* _Exercise instructions_
Scan the records for the word "frac". Copy each line that includes it.

Data entries:
>> Start

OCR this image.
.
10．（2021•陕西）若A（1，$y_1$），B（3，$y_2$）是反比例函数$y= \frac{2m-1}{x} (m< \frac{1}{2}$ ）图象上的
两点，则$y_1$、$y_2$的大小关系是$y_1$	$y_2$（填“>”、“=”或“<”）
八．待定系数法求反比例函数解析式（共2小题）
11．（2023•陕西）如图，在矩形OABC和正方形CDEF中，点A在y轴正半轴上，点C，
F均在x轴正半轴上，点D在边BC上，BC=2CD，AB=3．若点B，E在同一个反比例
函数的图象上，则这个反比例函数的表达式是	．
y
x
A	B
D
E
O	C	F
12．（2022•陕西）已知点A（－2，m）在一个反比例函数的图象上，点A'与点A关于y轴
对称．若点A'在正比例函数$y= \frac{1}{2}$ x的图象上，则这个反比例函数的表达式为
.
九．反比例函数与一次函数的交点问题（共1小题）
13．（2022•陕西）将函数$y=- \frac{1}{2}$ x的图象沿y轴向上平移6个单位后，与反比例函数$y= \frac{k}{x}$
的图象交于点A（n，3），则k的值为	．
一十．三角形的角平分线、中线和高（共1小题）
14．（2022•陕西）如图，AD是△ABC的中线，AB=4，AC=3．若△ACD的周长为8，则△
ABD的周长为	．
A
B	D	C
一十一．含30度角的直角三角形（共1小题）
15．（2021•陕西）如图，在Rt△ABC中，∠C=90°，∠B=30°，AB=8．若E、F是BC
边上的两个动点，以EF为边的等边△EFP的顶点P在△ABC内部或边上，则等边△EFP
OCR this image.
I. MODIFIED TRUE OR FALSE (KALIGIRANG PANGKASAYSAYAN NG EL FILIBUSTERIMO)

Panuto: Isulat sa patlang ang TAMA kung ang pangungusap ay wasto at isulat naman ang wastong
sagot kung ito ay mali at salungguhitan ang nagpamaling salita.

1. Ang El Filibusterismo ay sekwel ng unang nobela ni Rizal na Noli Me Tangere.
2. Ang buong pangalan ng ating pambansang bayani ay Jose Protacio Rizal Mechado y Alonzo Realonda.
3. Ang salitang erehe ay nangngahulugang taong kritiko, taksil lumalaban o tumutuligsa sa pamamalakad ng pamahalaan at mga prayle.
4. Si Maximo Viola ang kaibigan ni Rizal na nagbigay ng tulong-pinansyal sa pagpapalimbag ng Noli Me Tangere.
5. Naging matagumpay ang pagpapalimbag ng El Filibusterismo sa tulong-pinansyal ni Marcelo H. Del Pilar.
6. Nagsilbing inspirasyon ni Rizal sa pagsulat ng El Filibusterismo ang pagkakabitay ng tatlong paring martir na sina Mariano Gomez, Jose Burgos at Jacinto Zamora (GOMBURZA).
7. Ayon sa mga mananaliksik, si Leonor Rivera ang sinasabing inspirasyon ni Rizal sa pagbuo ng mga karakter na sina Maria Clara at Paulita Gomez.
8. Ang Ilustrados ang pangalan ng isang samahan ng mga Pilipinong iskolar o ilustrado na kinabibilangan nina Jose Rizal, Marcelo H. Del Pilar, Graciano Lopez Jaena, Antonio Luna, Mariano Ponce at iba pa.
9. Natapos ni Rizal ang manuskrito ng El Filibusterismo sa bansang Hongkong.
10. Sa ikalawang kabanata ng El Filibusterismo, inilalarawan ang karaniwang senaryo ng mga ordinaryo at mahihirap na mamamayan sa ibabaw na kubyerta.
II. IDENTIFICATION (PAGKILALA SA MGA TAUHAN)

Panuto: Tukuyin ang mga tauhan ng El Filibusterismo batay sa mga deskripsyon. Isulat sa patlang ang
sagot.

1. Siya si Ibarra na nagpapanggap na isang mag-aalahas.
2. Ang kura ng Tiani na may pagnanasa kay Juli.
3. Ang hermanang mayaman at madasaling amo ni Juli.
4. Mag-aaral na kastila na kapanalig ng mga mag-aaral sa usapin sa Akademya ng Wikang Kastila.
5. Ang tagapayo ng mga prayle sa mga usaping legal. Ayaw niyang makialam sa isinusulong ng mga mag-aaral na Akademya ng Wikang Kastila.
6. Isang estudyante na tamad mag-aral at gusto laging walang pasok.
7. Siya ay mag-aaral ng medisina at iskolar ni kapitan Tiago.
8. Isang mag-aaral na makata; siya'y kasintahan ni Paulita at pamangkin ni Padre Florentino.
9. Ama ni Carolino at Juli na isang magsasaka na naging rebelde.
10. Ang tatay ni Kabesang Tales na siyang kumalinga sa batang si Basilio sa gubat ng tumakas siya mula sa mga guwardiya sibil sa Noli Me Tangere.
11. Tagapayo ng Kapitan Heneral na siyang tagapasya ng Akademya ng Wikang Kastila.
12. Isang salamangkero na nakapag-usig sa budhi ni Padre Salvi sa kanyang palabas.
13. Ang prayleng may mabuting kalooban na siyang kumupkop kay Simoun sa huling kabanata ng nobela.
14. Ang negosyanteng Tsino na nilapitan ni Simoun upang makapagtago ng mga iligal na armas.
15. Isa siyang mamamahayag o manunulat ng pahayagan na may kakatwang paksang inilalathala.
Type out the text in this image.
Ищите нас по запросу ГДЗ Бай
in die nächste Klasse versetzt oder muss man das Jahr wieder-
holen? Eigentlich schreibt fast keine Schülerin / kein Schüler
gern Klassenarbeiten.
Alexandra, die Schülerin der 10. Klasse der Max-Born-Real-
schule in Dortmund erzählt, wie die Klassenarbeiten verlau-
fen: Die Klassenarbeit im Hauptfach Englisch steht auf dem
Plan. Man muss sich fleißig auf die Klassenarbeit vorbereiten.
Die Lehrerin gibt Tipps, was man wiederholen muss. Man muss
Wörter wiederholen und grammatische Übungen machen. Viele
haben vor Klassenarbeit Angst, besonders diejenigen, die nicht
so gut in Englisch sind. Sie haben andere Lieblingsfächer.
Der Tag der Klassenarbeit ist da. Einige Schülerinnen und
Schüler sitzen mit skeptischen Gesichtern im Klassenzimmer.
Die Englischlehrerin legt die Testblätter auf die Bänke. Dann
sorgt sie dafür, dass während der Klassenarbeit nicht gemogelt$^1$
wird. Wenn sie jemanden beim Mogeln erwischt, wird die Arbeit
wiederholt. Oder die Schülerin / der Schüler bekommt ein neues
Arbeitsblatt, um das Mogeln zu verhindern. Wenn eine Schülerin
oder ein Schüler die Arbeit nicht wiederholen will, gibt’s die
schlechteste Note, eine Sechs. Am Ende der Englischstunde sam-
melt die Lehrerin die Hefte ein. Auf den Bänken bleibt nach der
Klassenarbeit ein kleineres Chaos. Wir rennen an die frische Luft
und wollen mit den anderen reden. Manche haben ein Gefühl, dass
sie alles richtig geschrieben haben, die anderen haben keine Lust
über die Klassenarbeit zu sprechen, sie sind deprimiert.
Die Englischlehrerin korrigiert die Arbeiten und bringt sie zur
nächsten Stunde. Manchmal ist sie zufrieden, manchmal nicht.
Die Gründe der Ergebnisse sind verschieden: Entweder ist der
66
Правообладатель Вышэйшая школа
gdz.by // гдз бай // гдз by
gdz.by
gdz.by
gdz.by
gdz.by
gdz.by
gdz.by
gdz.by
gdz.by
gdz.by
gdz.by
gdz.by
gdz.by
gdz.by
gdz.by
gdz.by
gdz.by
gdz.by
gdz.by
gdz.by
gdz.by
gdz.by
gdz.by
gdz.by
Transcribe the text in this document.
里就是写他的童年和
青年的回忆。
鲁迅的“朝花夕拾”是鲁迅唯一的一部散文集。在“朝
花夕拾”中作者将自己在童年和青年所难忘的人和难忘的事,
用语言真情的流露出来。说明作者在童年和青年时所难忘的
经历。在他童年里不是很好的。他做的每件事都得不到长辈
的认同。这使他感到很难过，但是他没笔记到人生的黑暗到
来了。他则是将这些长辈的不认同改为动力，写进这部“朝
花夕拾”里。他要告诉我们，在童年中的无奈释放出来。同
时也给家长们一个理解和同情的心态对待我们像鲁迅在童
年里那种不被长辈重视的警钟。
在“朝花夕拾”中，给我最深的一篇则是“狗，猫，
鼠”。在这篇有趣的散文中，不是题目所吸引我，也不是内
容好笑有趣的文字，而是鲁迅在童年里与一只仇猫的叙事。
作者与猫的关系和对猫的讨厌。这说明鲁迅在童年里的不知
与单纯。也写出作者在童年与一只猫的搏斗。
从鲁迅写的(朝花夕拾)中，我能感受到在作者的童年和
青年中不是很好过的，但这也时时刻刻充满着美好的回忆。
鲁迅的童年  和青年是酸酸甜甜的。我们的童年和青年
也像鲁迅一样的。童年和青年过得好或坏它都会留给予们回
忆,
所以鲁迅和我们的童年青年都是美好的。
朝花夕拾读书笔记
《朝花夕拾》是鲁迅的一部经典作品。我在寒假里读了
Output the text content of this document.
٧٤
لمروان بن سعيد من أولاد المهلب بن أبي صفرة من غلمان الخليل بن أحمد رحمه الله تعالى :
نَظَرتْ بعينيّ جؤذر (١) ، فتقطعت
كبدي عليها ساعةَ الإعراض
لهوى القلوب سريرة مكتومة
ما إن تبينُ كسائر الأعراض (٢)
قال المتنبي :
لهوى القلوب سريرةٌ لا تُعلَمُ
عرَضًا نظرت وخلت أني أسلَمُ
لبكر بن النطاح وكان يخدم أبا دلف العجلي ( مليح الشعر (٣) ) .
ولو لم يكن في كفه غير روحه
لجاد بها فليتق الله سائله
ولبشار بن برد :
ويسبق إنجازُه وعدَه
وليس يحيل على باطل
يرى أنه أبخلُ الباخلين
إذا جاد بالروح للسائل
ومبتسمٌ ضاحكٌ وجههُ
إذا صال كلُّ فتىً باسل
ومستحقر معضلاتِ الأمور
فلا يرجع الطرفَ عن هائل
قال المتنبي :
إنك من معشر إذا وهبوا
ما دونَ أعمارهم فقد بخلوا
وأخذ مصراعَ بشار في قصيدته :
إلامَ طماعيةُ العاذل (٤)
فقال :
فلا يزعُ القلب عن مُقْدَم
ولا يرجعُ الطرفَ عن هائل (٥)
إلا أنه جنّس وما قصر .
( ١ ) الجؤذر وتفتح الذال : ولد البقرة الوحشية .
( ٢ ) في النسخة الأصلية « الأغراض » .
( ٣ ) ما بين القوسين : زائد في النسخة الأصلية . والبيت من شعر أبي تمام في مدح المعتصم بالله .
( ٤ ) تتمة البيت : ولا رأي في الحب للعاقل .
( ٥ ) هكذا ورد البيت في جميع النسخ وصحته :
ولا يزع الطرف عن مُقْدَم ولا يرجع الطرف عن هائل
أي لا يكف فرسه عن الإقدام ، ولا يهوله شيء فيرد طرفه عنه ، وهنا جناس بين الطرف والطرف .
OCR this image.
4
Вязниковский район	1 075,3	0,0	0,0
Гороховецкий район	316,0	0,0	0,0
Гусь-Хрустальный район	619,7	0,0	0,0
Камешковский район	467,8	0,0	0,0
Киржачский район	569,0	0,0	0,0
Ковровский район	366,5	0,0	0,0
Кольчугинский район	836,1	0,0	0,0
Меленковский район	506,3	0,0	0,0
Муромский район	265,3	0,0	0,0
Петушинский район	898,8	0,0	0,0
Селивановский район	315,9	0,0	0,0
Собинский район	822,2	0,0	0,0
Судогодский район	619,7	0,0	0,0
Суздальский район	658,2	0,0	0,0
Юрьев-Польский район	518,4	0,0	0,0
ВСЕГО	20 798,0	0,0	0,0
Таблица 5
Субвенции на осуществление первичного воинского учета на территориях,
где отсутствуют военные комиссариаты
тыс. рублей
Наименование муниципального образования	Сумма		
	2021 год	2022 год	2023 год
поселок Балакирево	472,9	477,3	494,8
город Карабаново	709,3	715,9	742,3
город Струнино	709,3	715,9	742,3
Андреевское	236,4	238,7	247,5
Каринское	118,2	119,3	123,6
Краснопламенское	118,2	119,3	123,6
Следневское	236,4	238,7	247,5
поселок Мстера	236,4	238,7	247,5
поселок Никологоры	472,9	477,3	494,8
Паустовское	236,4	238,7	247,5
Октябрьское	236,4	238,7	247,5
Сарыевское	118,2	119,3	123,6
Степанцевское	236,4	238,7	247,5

>> End

* _Exercise answer_
10．（2021•陕西）若A（1，$y_1$），B（3，$y_2$）是反比例函数$y= \frac{2m-1}{x} (m< \frac{1}{2}$ ）图象上的
对称．若点A'在正比例函数$y= \frac{1}{2}$ x的图象上，则这个反比例函数的表达式为
13．（2022•陕西）将函数$y=- \frac{1}{2}$ x的图象沿y轴向上平移6个单位后，与反比例函数$y= \frac{k}{x}$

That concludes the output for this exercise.